(Study material)

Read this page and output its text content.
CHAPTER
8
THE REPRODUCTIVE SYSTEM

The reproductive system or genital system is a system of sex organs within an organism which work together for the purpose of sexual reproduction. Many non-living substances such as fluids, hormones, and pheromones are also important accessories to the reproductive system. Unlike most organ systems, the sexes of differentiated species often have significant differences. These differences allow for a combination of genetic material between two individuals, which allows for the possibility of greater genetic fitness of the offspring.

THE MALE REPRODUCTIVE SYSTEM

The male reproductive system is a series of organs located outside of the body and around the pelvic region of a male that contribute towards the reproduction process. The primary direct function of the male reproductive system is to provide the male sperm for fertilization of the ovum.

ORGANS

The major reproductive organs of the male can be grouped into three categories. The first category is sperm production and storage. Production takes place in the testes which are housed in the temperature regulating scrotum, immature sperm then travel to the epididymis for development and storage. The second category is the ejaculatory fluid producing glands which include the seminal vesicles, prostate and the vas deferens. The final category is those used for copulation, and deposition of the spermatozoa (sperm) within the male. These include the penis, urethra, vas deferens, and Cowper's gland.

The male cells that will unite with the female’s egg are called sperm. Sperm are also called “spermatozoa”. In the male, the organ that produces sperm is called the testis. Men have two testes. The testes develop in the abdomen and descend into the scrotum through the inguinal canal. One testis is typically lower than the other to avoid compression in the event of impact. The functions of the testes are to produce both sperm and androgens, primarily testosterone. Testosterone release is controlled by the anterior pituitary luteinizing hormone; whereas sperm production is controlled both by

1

(End Study material)

→ Brief
A complete answer lists each line of the data that holds the word "also".

→ Answer box
The reproductive system or genital system is a system of sex organs within an organism which work together for the purpose of sexual reproduction. Many non-living substances such as fluids, hormones, and pheromones are also important accessories to the reproductive system. Unlike most organ systems, the sexes of differentiated species often have significant differences. These differences allow for a combination of genetic material between two individuals, which allows for the possibility of greater genetic fitness of the offspring.
The male cells that will unite with the female’s egg are called sperm. Sperm are also called “spermatozoa”. In the male, the organ that produces sperm is called the testis. Men have two testes. The testes develop in the abdomen and descend into the scrotum through the inguinal canal. One testis is typically lower than the other to avoid compression in the event of impact. The functions of the testes are to produce both sperm and androgens, primarily testosterone. Testosterone release is controlled by the anterior pituitary luteinizing hormone; whereas sperm production is controlled both by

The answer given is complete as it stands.